Task prompt:
Print all the records exactly, please.

* BEGIN Record excerpts *

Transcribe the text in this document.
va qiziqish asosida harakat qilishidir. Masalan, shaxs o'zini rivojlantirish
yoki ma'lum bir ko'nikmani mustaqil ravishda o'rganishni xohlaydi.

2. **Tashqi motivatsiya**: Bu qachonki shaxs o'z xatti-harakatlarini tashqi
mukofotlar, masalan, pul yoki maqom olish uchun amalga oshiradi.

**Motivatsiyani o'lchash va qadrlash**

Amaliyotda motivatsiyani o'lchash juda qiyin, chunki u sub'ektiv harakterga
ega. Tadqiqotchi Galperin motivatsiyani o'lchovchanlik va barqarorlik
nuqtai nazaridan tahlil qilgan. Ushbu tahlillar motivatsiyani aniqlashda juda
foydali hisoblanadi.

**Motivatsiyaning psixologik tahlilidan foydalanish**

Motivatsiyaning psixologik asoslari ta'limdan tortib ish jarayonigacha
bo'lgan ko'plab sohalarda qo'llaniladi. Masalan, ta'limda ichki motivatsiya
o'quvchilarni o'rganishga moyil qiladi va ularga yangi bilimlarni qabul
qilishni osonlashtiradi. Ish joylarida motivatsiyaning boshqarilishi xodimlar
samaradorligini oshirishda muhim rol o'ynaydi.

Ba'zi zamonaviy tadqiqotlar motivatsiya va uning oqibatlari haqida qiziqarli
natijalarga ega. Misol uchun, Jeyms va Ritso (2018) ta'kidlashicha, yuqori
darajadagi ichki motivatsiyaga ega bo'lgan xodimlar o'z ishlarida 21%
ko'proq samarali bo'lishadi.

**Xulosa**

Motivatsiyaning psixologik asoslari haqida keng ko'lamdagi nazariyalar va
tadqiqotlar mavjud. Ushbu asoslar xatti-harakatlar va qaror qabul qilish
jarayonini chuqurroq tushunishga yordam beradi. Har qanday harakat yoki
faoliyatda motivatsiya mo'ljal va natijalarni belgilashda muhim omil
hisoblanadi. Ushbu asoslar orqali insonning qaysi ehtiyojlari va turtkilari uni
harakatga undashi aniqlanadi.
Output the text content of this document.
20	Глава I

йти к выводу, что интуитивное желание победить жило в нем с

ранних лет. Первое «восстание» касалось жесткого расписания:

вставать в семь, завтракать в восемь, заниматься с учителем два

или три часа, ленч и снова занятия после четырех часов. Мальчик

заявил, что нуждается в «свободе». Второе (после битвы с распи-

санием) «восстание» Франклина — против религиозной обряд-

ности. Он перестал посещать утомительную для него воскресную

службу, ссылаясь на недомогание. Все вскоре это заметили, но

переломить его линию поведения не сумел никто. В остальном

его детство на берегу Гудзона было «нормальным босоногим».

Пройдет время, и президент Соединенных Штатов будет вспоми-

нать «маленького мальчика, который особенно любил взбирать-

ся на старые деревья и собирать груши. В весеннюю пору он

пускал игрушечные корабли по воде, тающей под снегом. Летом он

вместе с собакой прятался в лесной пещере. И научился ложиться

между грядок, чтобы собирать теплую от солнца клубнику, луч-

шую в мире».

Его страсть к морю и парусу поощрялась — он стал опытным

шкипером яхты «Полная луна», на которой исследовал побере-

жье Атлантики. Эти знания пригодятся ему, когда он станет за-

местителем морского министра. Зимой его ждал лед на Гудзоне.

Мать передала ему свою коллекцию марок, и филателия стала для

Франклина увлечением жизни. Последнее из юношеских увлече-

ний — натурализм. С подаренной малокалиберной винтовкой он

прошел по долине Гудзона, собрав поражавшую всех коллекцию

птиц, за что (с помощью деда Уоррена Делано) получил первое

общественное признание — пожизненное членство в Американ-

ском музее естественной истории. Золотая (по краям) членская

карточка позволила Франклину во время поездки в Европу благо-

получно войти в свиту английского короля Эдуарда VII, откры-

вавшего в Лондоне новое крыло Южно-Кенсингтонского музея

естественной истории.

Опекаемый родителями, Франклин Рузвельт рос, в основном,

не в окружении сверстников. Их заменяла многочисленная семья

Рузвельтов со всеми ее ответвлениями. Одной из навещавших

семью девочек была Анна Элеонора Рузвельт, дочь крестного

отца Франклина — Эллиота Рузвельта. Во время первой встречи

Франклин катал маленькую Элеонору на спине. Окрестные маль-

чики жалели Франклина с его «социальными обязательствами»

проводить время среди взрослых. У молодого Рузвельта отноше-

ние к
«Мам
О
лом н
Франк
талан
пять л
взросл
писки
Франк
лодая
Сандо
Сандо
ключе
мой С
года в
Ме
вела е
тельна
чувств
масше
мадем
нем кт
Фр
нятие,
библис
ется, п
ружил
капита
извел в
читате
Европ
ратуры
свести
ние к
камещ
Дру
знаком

* END Record excerpts *

Response:
Transcribe the text in this document.
va qiziqish asosida harakat qilishidir. Masalan, shaxs o'zini rivojlantirish
yoki ma'lum bir ko'nikmani mustaqil ravishda o'rganishni xohlaydi.

2. **Tashqi motivatsiya**: Bu qachonki shaxs o'z xatti-harakatlarini tashqi
mukofotlar, masalan, pul yoki maqom olish uchun amalga oshiradi.

**Motivatsiyani o'lchash va qadrlash**

Amaliyotda motivatsiyani o'lchash juda qiyin, chunki u sub'ektiv harakterga
ega. Tadqiqotchi Galperin motivatsiyani o'lchovchanlik va barqarorlik
nuqtai nazaridan tahlil qilgan. Ushbu tahlillar motivatsiyani aniqlashda juda
foydali hisoblanadi.

**Motivatsiyaning psixologik tahlilidan foydalanish**

Motivatsiyaning psixologik asoslari ta'limdan tortib ish jarayonigacha
bo'lgan ko'plab sohalarda qo'llaniladi. Masalan, ta'limda ichki motivatsiya
o'quvchilarni o'rganishga moyil qiladi va ularga yangi bilimlarni qabul
qilishni osonlashtiradi. Ish joylarida motivatsiyaning boshqarilishi xodimlar
samaradorligini oshirishda muhim rol o'ynaydi.

Ba'zi zamonaviy tadqiqotlar motivatsiya va uning oqibatlari haqida qiziqarli
natijalarga ega. Misol uchun, Jeyms va Ritso (2018) ta'kidlashicha, yuqori
darajadagi ichki motivatsiyaga ega bo'lgan xodimlar o'z ishlarida 21%
ko'proq samarali bo'lishadi.

**Xulosa**

Motivatsiyaning psixologik asoslari haqida keng ko'lamdagi nazariyalar va
tadqiqotlar mavjud. Ushbu asoslar xatti-harakatlar va qaror qabul qilish
jarayonini chuqurroq tushunishga yordam beradi. Har qanday harakat yoki
faoliyatda motivatsiya mo'ljal va natijalarni belgilashda muhim omil
hisoblanadi. Ushbu asoslar orqali insonning qaysi ehtiyojlari va turtkilari uni
harakatga undashi aniqlanadi.
Output the text content of this document.
20	Глава I

йти к выводу, что интуитивное желание победить жило в нем с

ранних лет. Первое «восстание» касалось жесткого расписания:

вставать в семь, завтракать в восемь, заниматься с учителем два

или три часа, ленч и снова занятия после четырех часов. Мальчик

заявил, что нуждается в «свободе». Второе (после битвы с распи-

санием) «восстание» Франклина — против религиозной обряд-

ности. Он перестал посещать утомительную для него воскресную

службу, ссылаясь на недомогание. Все вскоре это заметили, но

переломить его линию поведения не сумел никто. В остальном

его детство на берегу Гудзона было «нормальным босоногим».

Пройдет время, и президент Соединенных Штатов будет вспоми-

нать «маленького мальчика, который особенно любил взбирать-

ся на старые деревья и собирать груши. В весеннюю пору он

пускал игрушечные корабли по воде, тающей под снегом. Летом он

вместе с собакой прятался в лесной пещере. И научился ложиться

между грядок, чтобы собирать теплую от солнца клубнику, луч-

шую в мире».

Его страсть к морю и парусу поощрялась — он стал опытным

шкипером яхты «Полная луна», на которой исследовал побере-

жье Атлантики. Эти знания пригодятся ему, когда он станет за-

местителем морского министра. Зимой его ждал лед на Гудзоне.

Мать передала ему свою коллекцию марок, и филателия стала для

Франклина увлечением жизни. Последнее из юношеских увлече-

ний — натурализм. С подаренной малокалиберной винтовкой он

прошел по долине Гудзона, собрав поражавшую всех коллекцию

птиц, за что (с помощью деда Уоррена Делано) получил первое

общественное признание — пожизненное членство в Американ-

ском музее естественной истории. Золотая (по краям) членская

карточка позволила Франклину во время поездки в Европу благо-

получно войти в свиту английского короля Эдуарда VII, откры-

вавшего в Лондоне новое крыло Южно-Кенсингтонского музея

естественной истории.

Опекаемый родителями, Франклин Рузвельт рос, в основном,

не в окружении сверстников. Их заменяла многочисленная семья

Рузвельтов со всеми ее ответвлениями. Одной из навещавших

семью девочек была Анна Элеонора Рузвельт, дочь крестного

отца Франклина — Эллиота Рузвельта. Во время первой встречи

Франклин катал маленькую Элеонору на спине. Окрестные маль-

чики жалели Франклина с его «социальными обязательствами»

проводить время среди взрослых. У молодого Рузвельта отноше-

ние к
«Мам
О
лом н
Франк
талан
пять л
взросл
писки
Франк
лодая
Сандо
Сандо
ключе
мой С
года в
Ме
вела е
тельна
чувств
масше
мадем
нем кт
Фр
нятие,
библис
ется, п
ружил
капита
извел в
читате
Европ
ратуры
свести
ние к
камещ
Дру
знаком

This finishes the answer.